Directive: Report only how many lines of the entries below contain the string "эффект".

-- begin --

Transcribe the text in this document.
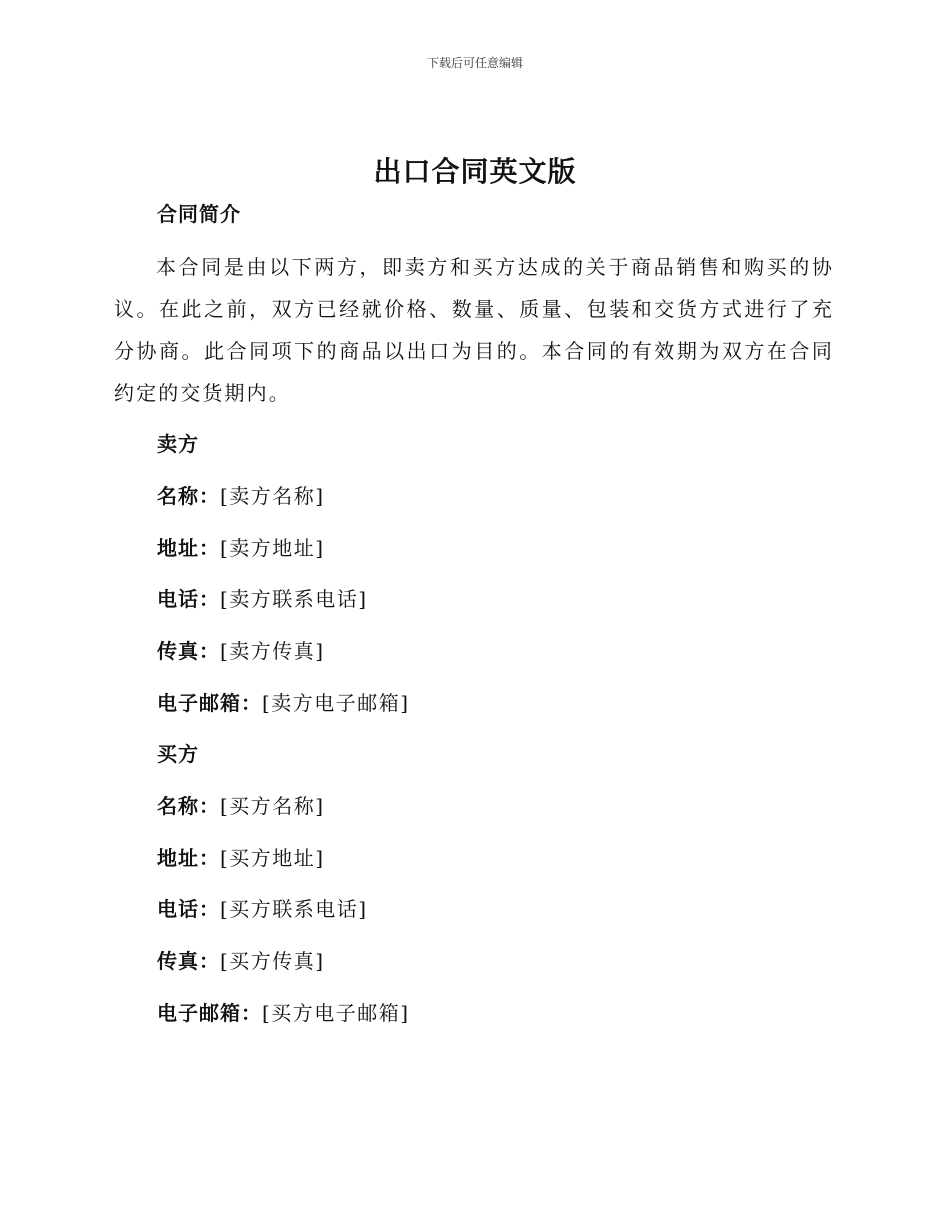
下载后可任意编辑
出口合同英文版
合同简介
本合同是由以下两方，即卖方和买方达成的关于商品销售和购买的协议。在此之前，双方已经就价格、数量、质量、包装和交货方式进行了充分协商。此合同项下的商品以出口为目的。本合同的有效期为双方在合同约定的交货期内。
卖方
名称：[卖方名称]
地址：[卖方地址]
电话：[卖方联系电话]
传真：[卖方传真]
电子邮箱：[卖方电子邮箱]
买方
名称：[买方名称]
地址：[买方地址]
电话：[买方联系电话]
传真：[买方传真]
电子邮箱：[买方电子邮箱]
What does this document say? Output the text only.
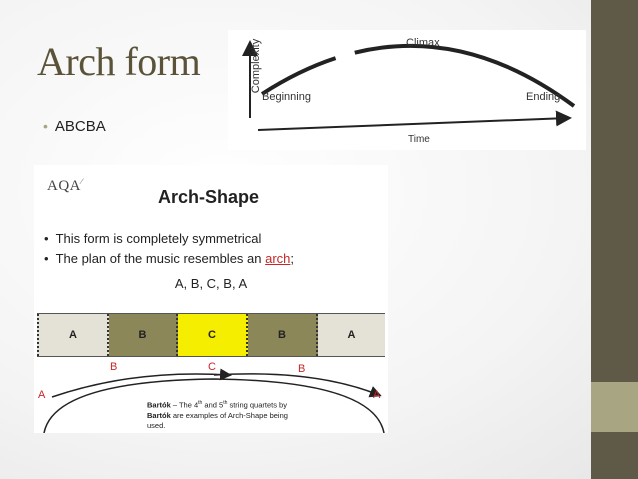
Arch form
• ABCBA
Complexity
Beginning
Climax
Ending
Time
AQA⁄
Arch-Shape
• This form is completely symmetrical
• The plan of the music resembles an arch;
A, B, C, B, A
A	B	C	B	A
A
B	C	B
A
Bartók – The 4th and 5th string quartets by Bartók are examples of Arch-Shape being used.
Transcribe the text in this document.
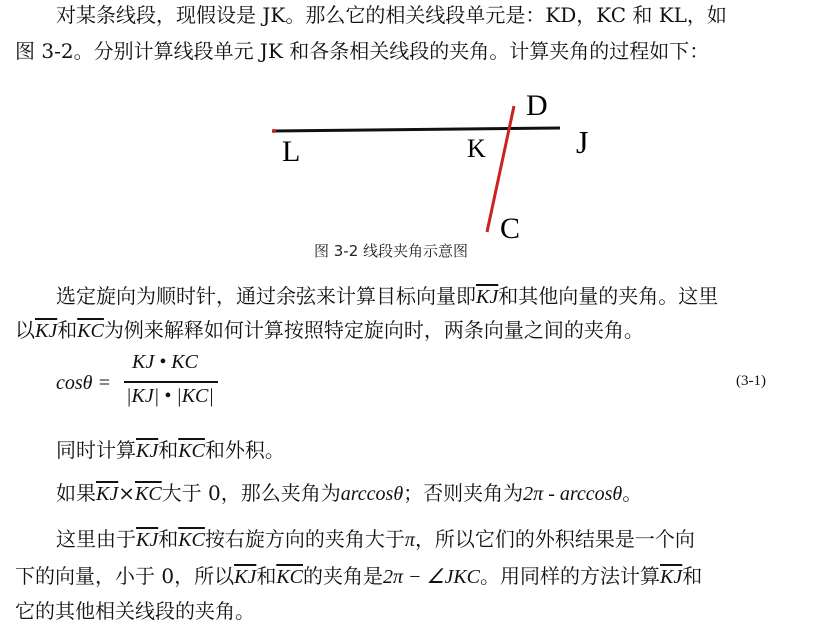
对某条线段，现假设是 JK。那么它的相关线段单元是：KD，KC 和 KL，如
图 3-2。分别计算线段单元 JK 和各条相关线段的夹角。计算夹角的过程如下：
L	K	J
D
C
图 3-2 线段夹角示意图
选定旋向为顺时针，通过余弦来计算目标向量即$\overline{KJ}$和其他向量的夹角。这里
以$\overline{KJ}$和$\overline{KC}$为例来解释如何计算按照特定旋向时，两条向量之间的夹角。
cosθ =
KJ • KC
|KJ| • |KC|
(3-1)
同时计算$\overline{KJ}$和$\overline{KC}$和外积。
如果$\overline{KJ}\times\overline{KC}$大于 0，那么夹角为arccosθ；否则夹角为2π - arccosθ。
这里由于$\overline{KJ}$和$\overline{KC}$按右旋方向的夹角大于π，所以它们的外积结果是一个向
下的向量，小于 0，所以$\overline{KJ}$和$\overline{KC}$的夹角是2π − ∠JKC。用同样的方法计算$\overline{KJ}$和
它的其他相关线段的夹角。
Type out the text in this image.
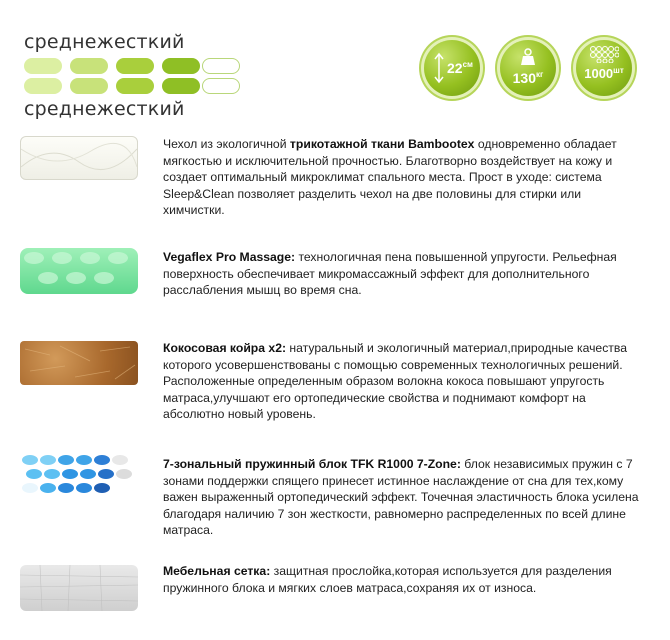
среднежесткий
среднежесткий
$22^{см}$
$130^{кг}$	$1000^{шт}$
Чехол из экологичной трикотажной ткани Bambootex одновременно обладает мягкостью и исключительной прочностью. Благотворно воздействует на кожу и создает оптимальный микроклимат спального места. Прост в уходе: система Sleep&Clean позволяет разделить чехол на две половины для стирки или химчистки.
Vegaflex Pro Massage: технологичная пена повышенной упругости. Рельефная поверхность обеспечивает микромассажный эффект для дополнительного расслабления мышц во время сна.
Кокосовая койра х2: натуральный и экологичный материал,природные качества которого усовершенствованы с помощью современных технологичных решений. Расположенные определенным образом волокна кокоса повышают упругость матраса,улучшают его ортопедические свойства и поднимают комфорт на абсолютно новый уровень.
7-зональный пружинный блок TFK R1000 7-Zone: блок независимых пружин с 7 зонами поддержки спящего принесет истинное наслаждение от сна для тех,кому важен выраженный ортопедический эффект. Точечная эластичность блока усилена благодаря наличию 7 зон жесткости, равномерно распределенных по всей длине матраса.
Мебельная сетка: защитная прослойка,которая используется для разделения пружинного блока и мягких слоев матраса,сохраняя их от износа.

-- end --

Solved exercise: 2